───── GIVEN RECORDS ─────

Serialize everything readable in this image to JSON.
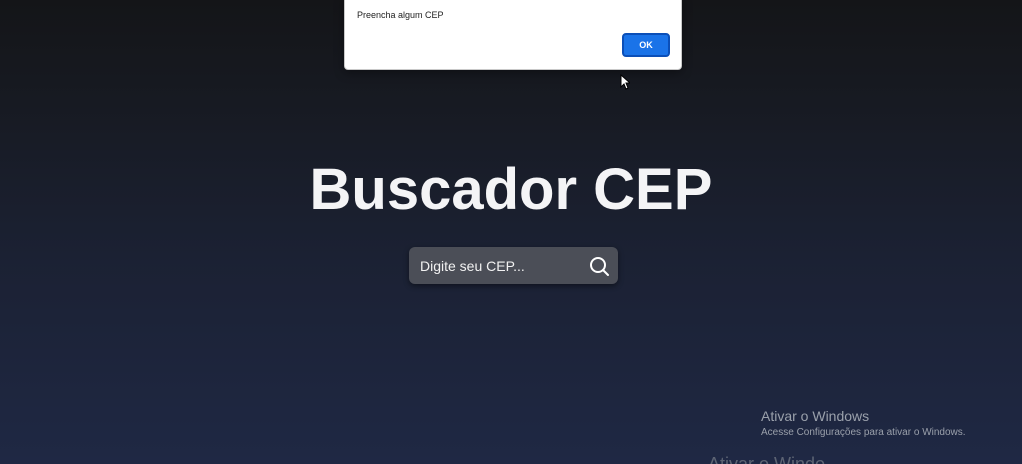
{
  "alert": {
    "message": "Preencha algum CEP",
    "ok_label": "OK"
  },
  "page": {
    "title": "Buscador CEP"
  },
  "search": {
    "placeholder": "Digite seu CEP...",
    "value": "",
    "icon": "search-icon"
  },
  "watermark": {
    "title": "Ativar o Windows",
    "subtitle": "Acesse Configurações para ativar o Windows.",
    "ghost_text": "Ativar o Windo"
  },
  "colors": {
    "background_top": "#141518",
    "background_bottom": "#1f2844",
    "search_box": "#4b4e57",
    "ok_button": "#1a73e8"
  }
}
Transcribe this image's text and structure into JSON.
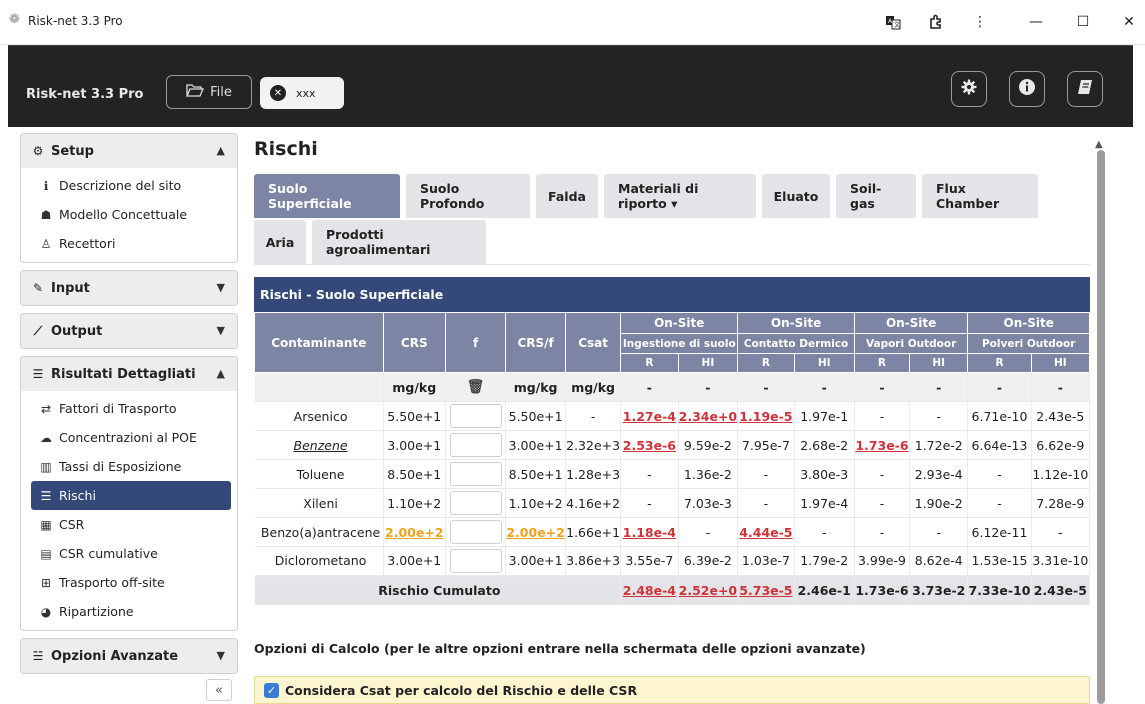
{
  "window": {
    "title": "Risk-net 3.3 Pro",
    "minimize": "—",
    "maximize": "☐",
    "close": "✕",
    "menu": "⋮"
  },
  "header": {
    "brand": "Risk-net 3.3 Pro",
    "file_label": "File",
    "project_label": "xxx"
  },
  "sidebar": {
    "setup": {
      "label": "Setup",
      "items": [
        "Descrizione del sito",
        "Modello Concettuale",
        "Recettori"
      ]
    },
    "input": {
      "label": "Input"
    },
    "output": {
      "label": "Output"
    },
    "risultati": {
      "label": "Risultati Dettagliati",
      "items": [
        "Fattori di Trasporto",
        "Concentrazioni al POE",
        "Tassi di Esposizione",
        "Rischi",
        "CSR",
        "CSR cumulative",
        "Trasporto off-site",
        "Ripartizione"
      ]
    },
    "opzioni": {
      "label": "Opzioni Avanzate"
    },
    "collapse": "«"
  },
  "main": {
    "title": "Rischi",
    "tabs_row1": [
      "Suolo Superficiale",
      "Suolo Profondo",
      "Falda",
      "Materiali di riporto ▾",
      "Eluato",
      "Soil-gas",
      "Flux Chamber"
    ],
    "tabs_row2": [
      "Aria",
      "Prodotti agroalimentari"
    ],
    "table_title": "Rischi - Suolo Superficiale",
    "headers": {
      "contaminante": "Contaminante",
      "crs": "CRS",
      "f": "f",
      "crsf": "CRS/f",
      "csat": "Csat",
      "onsite": "On-Site",
      "groups": [
        "Ingestione di suolo",
        "Contatto Dermico",
        "Vapori Outdoor",
        "Polveri Outdoor"
      ],
      "r": "R",
      "hi": "HI"
    },
    "units": [
      "mg/kg",
      "mg/kg",
      "mg/kg"
    ],
    "dash": "-",
    "rows": [
      {
        "name": "Arsenico",
        "crs": "5.50e+1",
        "crsf": "5.50e+1",
        "csat": "-",
        "v": [
          "1.27e-4",
          "2.34e+0",
          "1.19e-5",
          "1.97e-1",
          "-",
          "-",
          "6.71e-10",
          "2.43e-5"
        ]
      },
      {
        "name": "Benzene",
        "crs": "3.00e+1",
        "crsf": "3.00e+1",
        "csat": "2.32e+3",
        "v": [
          "2.53e-6",
          "9.59e-2",
          "7.95e-7",
          "2.68e-2",
          "1.73e-6",
          "1.72e-2",
          "6.64e-13",
          "6.62e-9"
        ]
      },
      {
        "name": "Toluene",
        "crs": "8.50e+1",
        "crsf": "8.50e+1",
        "csat": "1.28e+3",
        "v": [
          "-",
          "1.36e-2",
          "-",
          "3.80e-3",
          "-",
          "2.93e-4",
          "-",
          "1.12e-10"
        ]
      },
      {
        "name": "Xileni",
        "crs": "1.10e+2",
        "crsf": "1.10e+2",
        "csat": "4.16e+2",
        "v": [
          "-",
          "7.03e-3",
          "-",
          "1.97e-4",
          "-",
          "1.90e-2",
          "-",
          "7.28e-9"
        ]
      },
      {
        "name": "Benzo(a)antracene",
        "crs": "2.00e+2",
        "crsf": "2.00e+2",
        "csat": "1.66e+1",
        "v": [
          "1.18e-4",
          "-",
          "4.44e-5",
          "-",
          "-",
          "-",
          "6.12e-11",
          "-"
        ]
      },
      {
        "name": "Diclorometano",
        "crs": "3.00e+1",
        "crsf": "3.00e+1",
        "csat": "3.86e+3",
        "v": [
          "3.55e-7",
          "6.39e-2",
          "1.03e-7",
          "1.79e-2",
          "3.99e-9",
          "8.62e-4",
          "1.53e-15",
          "3.31e-10"
        ]
      }
    ],
    "cumulative": {
      "label": "Rischio Cumulato",
      "v": [
        "2.48e-4",
        "2.52e+0",
        "5.73e-5",
        "2.46e-1",
        "1.73e-6",
        "3.73e-2",
        "7.33e-10",
        "2.43e-5"
      ]
    },
    "calc_options_label": "Opzioni di Calcolo (per le altre opzioni entrare nella schermata delle opzioni avanzate)",
    "csat_option": "Considera Csat per calcolo del Rischio e delle CSR"
  },
  "colors": {
    "accent": "#34497a",
    "header_bg": "#7c85a3",
    "exceed": "#d0323a",
    "warning": "#f0a21d"
  }
}
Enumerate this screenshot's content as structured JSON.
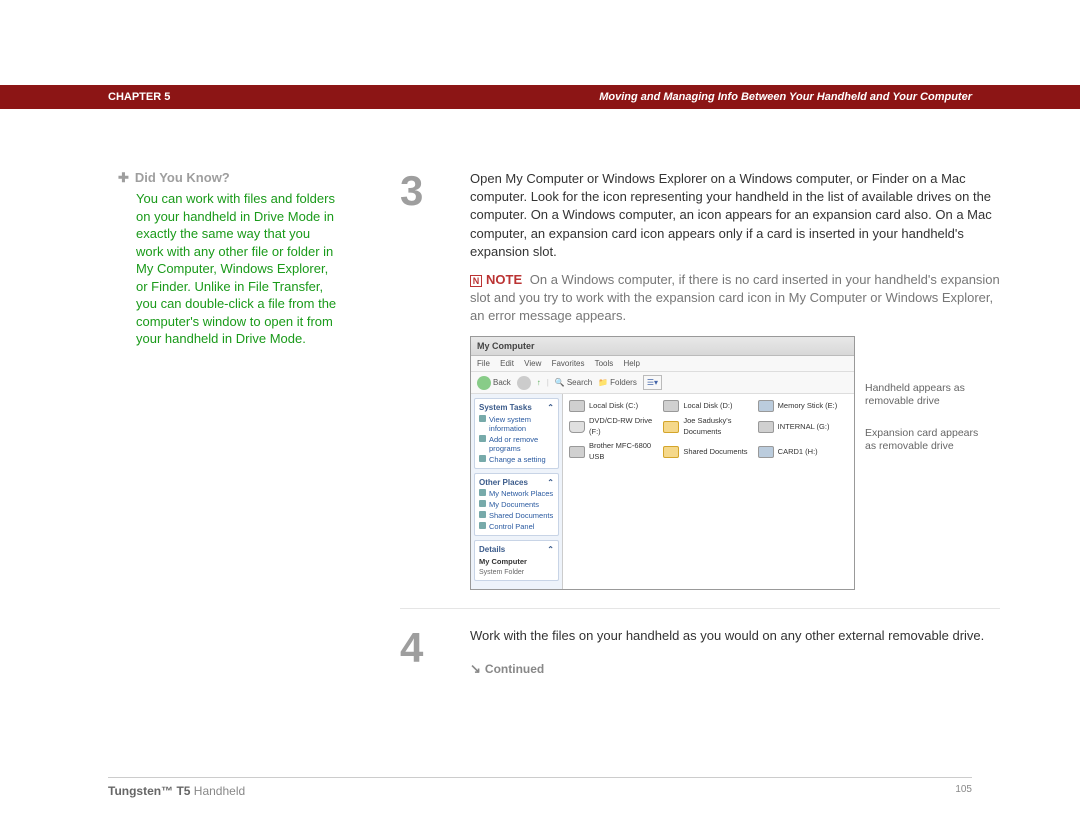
{
  "header": {
    "chapter_label": "CHAPTER 5",
    "title": "Moving and Managing Info Between Your Handheld and Your Computer"
  },
  "sidebar": {
    "dyk_label": "Did You Know?",
    "dyk_body": "You can work with files and folders on your handheld in Drive Mode in exactly the same way that you work with any other file or folder in My Computer, Windows Explorer, or Finder. Unlike in File Transfer, you can double-click a file from the computer's window to open it from your handheld in Drive Mode."
  },
  "steps": [
    {
      "num": "3",
      "body": "Open My Computer or Windows Explorer on a Windows computer, or Finder on a Mac computer. Look for the icon representing your handheld in the list of available drives on the computer. On a Windows computer, an icon appears for an expansion card also. On a Mac computer, an expansion card icon appears only if a card is inserted in your handheld's expansion slot.",
      "note_label": "NOTE",
      "note_body": "On a Windows computer, if there is no card inserted in your handheld's expansion slot and you try to work with the expansion card icon in My Computer or Windows Explorer, an error message appears.",
      "screenshot": {
        "title": "My Computer",
        "menus": [
          "File",
          "Edit",
          "View",
          "Favorites",
          "Tools",
          "Help"
        ],
        "toolbar": {
          "back": "Back",
          "search": "Search",
          "folders": "Folders"
        },
        "panels": [
          {
            "title": "System Tasks",
            "items": [
              "View system information",
              "Add or remove programs",
              "Change a setting"
            ]
          },
          {
            "title": "Other Places",
            "items": [
              "My Network Places",
              "My Documents",
              "Shared Documents",
              "Control Panel"
            ]
          },
          {
            "title": "Details",
            "items": [
              "My Computer",
              "System Folder"
            ]
          }
        ],
        "drives": [
          {
            "label": "Local Disk (C:)",
            "type": "hdd"
          },
          {
            "label": "Local Disk (D:)",
            "type": "hdd"
          },
          {
            "label": "Memory Stick (E:)",
            "type": "card"
          },
          {
            "label": "DVD/CD-RW Drive (F:)",
            "type": "disc"
          },
          {
            "label": "Joe Sadusky's Documents",
            "type": "folder"
          },
          {
            "label": "INTERNAL (G:)",
            "type": "hdd"
          },
          {
            "label": "Brother MFC-6800 USB",
            "type": "hdd"
          },
          {
            "label": "Shared Documents",
            "type": "folder"
          },
          {
            "label": "CARD1 (H:)",
            "type": "card"
          }
        ],
        "callouts": [
          "Handheld appears as removable drive",
          "Expansion card appears as removable drive"
        ]
      }
    },
    {
      "num": "4",
      "body": "Work with the files on your handheld as you would on any other external removable drive.",
      "continued_label": "Continued"
    }
  ],
  "footer": {
    "product_bold": "Tungsten™ T5",
    "product_rest": " Handheld",
    "page": "105"
  }
}
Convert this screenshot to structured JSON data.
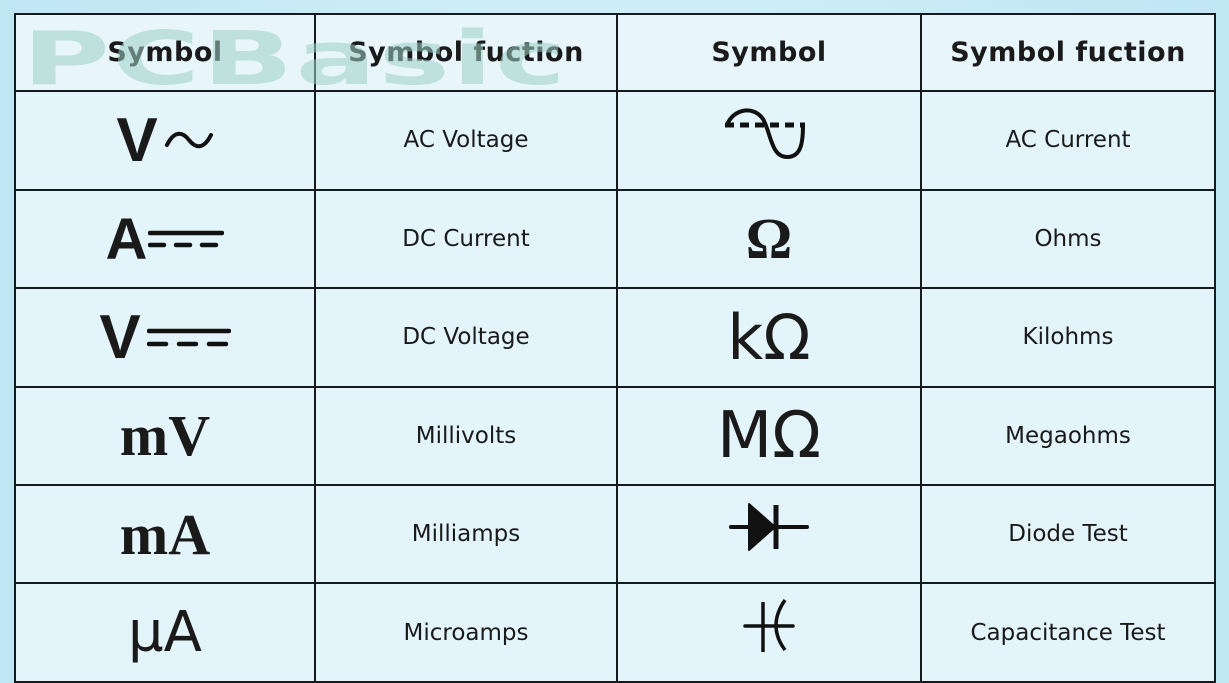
{
  "watermark": "PCBasic",
  "headers": [
    "Symbol",
    "Symbol fuction",
    "Symbol",
    "Symbol fuction"
  ],
  "rows": [
    {
      "left": {
        "symbol": "V",
        "symbol_icon": "ac-tilde-icon",
        "function": "AC Voltage"
      },
      "right": {
        "symbol": "",
        "symbol_icon": "ac-current-sine-icon",
        "function": "AC Current"
      }
    },
    {
      "left": {
        "symbol": "A",
        "symbol_icon": "dc-lines-icon",
        "function": "DC Current"
      },
      "right": {
        "symbol": "Ω",
        "symbol_icon": "",
        "function": "Ohms"
      }
    },
    {
      "left": {
        "symbol": "V",
        "symbol_icon": "dc-lines-icon",
        "function": "DC Voltage"
      },
      "right": {
        "symbol": "kΩ",
        "symbol_icon": "",
        "function": "Kilohms"
      }
    },
    {
      "left": {
        "symbol": "mV",
        "symbol_icon": "",
        "function": "Millivolts"
      },
      "right": {
        "symbol": "MΩ",
        "symbol_icon": "",
        "function": "Megaohms"
      }
    },
    {
      "left": {
        "symbol": "mA",
        "symbol_icon": "",
        "function": "Milliamps"
      },
      "right": {
        "symbol": "",
        "symbol_icon": "diode-icon",
        "function": "Diode Test"
      }
    },
    {
      "left": {
        "symbol": "µA",
        "symbol_icon": "",
        "function": "Microamps"
      },
      "right": {
        "symbol": "",
        "symbol_icon": "capacitor-icon",
        "function": "Capacitance Test"
      }
    }
  ],
  "colors": {
    "background": "#cdeef8",
    "table_fill": "#e3f4fb",
    "border": "#141a1e",
    "watermark": "#9fd1c6"
  }
}
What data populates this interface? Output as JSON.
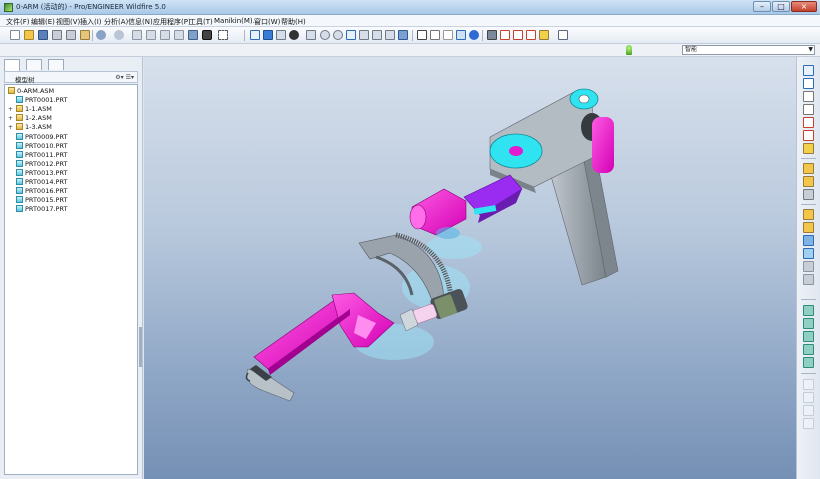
{
  "window": {
    "title": "0-ARM (活动的) - Pro/ENGINEER Wildfire 5.0",
    "minimize": "–",
    "maximize": "□",
    "close": "×"
  },
  "menu": [
    "文件(F)",
    "编辑(E)",
    "视图(V)",
    "插入(I)",
    "分析(A)",
    "信息(N)",
    "应用程序(P)",
    "工具(T)",
    "Manikin(M)...",
    "窗口(W)",
    "帮助(H)"
  ],
  "filter": {
    "selected": "智能"
  },
  "model_tree": {
    "header": "模型树",
    "tools": "⚙▾  ☰▾",
    "items": [
      {
        "label": "0-ARM.ASM",
        "type": "asm",
        "level": 0,
        "expander": ""
      },
      {
        "label": "PRT0001.PRT",
        "type": "prt",
        "level": 1,
        "expander": ""
      },
      {
        "label": "1-1.ASM",
        "type": "asm",
        "level": 1,
        "expander": "+"
      },
      {
        "label": "1-2.ASM",
        "type": "asm",
        "level": 1,
        "expander": "+"
      },
      {
        "label": "1-3.ASM",
        "type": "asm",
        "level": 1,
        "expander": "+"
      },
      {
        "label": "PRT0009.PRT",
        "type": "prt",
        "level": 1,
        "expander": ""
      },
      {
        "label": "PRT0010.PRT",
        "type": "prt",
        "level": 1,
        "expander": ""
      },
      {
        "label": "PRT0011.PRT",
        "type": "prt",
        "level": 1,
        "expander": ""
      },
      {
        "label": "PRT0012.PRT",
        "type": "prt",
        "level": 1,
        "expander": ""
      },
      {
        "label": "PRT0013.PRT",
        "type": "prt",
        "level": 1,
        "expander": ""
      },
      {
        "label": "PRT0014.PRT",
        "type": "prt",
        "level": 1,
        "expander": ""
      },
      {
        "label": "PRT0016.PRT",
        "type": "prt",
        "level": 1,
        "expander": ""
      },
      {
        "label": "PRT0015.PRT",
        "type": "prt",
        "level": 1,
        "expander": ""
      },
      {
        "label": "PRT0017.PRT",
        "type": "prt",
        "level": 1,
        "expander": ""
      }
    ]
  },
  "colors": {
    "magenta": "#ff1fd7",
    "purple": "#9a2bf0",
    "cyan": "#2fe4f0",
    "gray": "#a9b1b9",
    "darkgray": "#6b737b",
    "ghost": "#9fe3f7"
  }
}
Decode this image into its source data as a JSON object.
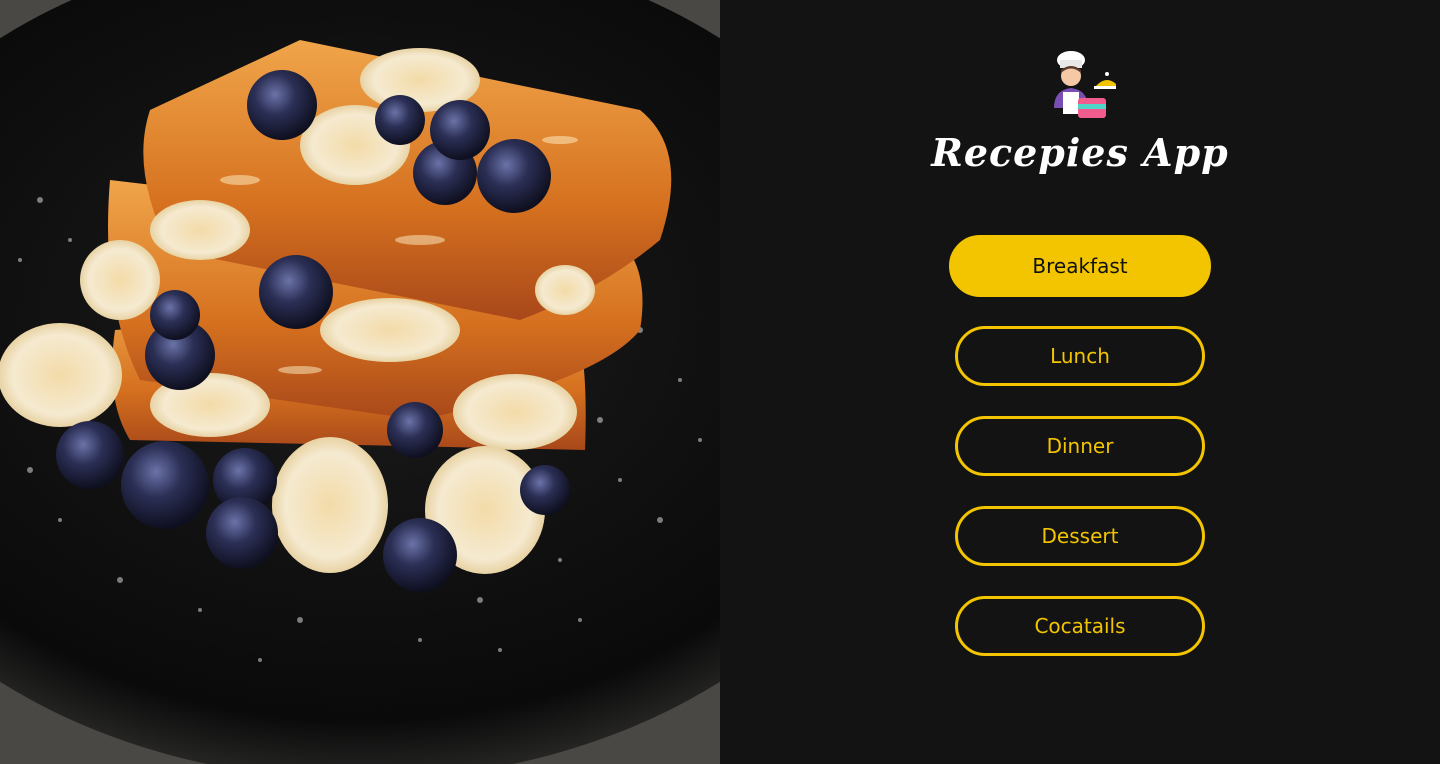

─────

PROBLEM STATEMENT >>
Scan the entries above. Copy each line that has the string "Disk".

SOLUTION >>
            "label": "Local Disk (C:)",
            "label": "Local Disk (D:)",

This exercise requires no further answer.